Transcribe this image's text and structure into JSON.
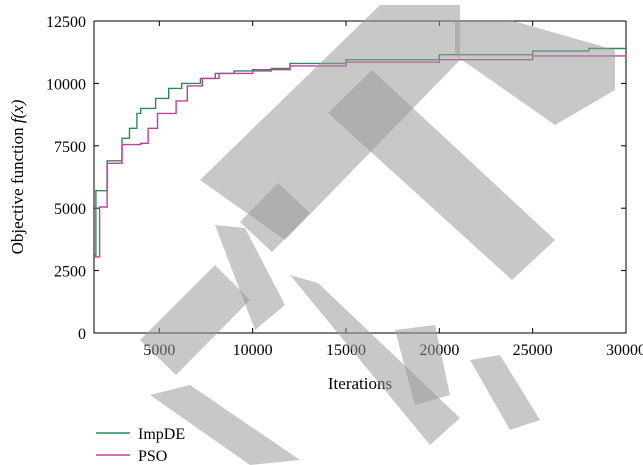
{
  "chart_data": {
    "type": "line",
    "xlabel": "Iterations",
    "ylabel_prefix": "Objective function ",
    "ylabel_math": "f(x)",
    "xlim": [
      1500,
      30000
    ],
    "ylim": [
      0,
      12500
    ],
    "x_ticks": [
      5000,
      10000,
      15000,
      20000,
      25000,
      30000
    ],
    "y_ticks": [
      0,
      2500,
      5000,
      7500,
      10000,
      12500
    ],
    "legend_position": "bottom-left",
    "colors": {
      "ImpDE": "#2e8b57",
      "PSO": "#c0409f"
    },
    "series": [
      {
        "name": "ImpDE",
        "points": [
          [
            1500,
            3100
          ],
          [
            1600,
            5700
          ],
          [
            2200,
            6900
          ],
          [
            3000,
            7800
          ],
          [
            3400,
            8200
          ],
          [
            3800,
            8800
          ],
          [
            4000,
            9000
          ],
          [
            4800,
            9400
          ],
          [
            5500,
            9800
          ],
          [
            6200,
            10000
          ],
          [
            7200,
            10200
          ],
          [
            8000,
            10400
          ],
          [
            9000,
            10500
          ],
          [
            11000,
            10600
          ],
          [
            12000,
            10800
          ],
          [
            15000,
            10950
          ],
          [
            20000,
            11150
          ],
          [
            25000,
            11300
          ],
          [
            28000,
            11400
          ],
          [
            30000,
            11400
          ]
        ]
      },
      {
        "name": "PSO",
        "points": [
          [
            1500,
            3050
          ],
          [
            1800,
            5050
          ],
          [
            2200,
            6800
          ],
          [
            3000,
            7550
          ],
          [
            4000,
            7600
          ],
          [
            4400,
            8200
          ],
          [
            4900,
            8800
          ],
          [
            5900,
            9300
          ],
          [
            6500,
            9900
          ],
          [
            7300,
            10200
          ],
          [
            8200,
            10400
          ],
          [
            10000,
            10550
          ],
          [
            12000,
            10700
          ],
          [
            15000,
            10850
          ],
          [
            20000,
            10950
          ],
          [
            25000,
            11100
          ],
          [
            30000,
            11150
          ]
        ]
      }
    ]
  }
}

######

*Request:* Reproduce the material word for word, minus the images.

*Worked answer:*
Transcribe this image's text and structure into JSON.
{
  "chart_data": {
    "type": "line",
    "xlabel": "Iterations",
    "ylabel_prefix": "Objective function ",
    "ylabel_math": "f(x)",
    "xlim": [
      1500,
      30000
    ],
    "ylim": [
      0,
      12500
    ],
    "x_ticks": [
      5000,
      10000,
      15000,
      20000,
      25000,
      30000
    ],
    "y_ticks": [
      0,
      2500,
      5000,
      7500,
      10000,
      12500
    ],
    "legend_position": "bottom-left",
    "colors": {
      "ImpDE": "#2e8b57",
      "PSO": "#c0409f"
    },
    "series": [
      {
        "name": "ImpDE",
        "points": [
          [
            1500,
            3100
          ],
          [
            1600,
            5700
          ],
          [
            2200,
            6900
          ],
          [
            3000,
            7800
          ],
          [
            3400,
            8200
          ],
          [
            3800,
            8800
          ],
          [
            4000,
            9000
          ],
          [
            4800,
            9400
          ],
          [
            5500,
            9800
          ],
          [
            6200,
            10000
          ],
          [
            7200,
            10200
          ],
          [
            8000,
            10400
          ],
          [
            9000,
            10500
          ],
          [
            11000,
            10600
          ],
          [
            12000,
            10800
          ],
          [
            15000,
            10950
          ],
          [
            20000,
            11150
          ],
          [
            25000,
            11300
          ],
          [
            28000,
            11400
          ],
          [
            30000,
            11400
          ]
        ]
      },
      {
        "name": "PSO",
        "points": [
          [
            1500,
            3050
          ],
          [
            1800,
            5050
          ],
          [
            2200,
            6800
          ],
          [
            3000,
            7550
          ],
          [
            4000,
            7600
          ],
          [
            4400,
            8200
          ],
          [
            4900,
            8800
          ],
          [
            5900,
            9300
          ],
          [
            6500,
            9900
          ],
          [
            7300,
            10200
          ],
          [
            8200,
            10400
          ],
          [
            10000,
            10550
          ],
          [
            12000,
            10700
          ],
          [
            15000,
            10850
          ],
          [
            20000,
            10950
          ],
          [
            25000,
            11100
          ],
          [
            30000,
            11150
          ]
        ]
      }
    ]
  }
}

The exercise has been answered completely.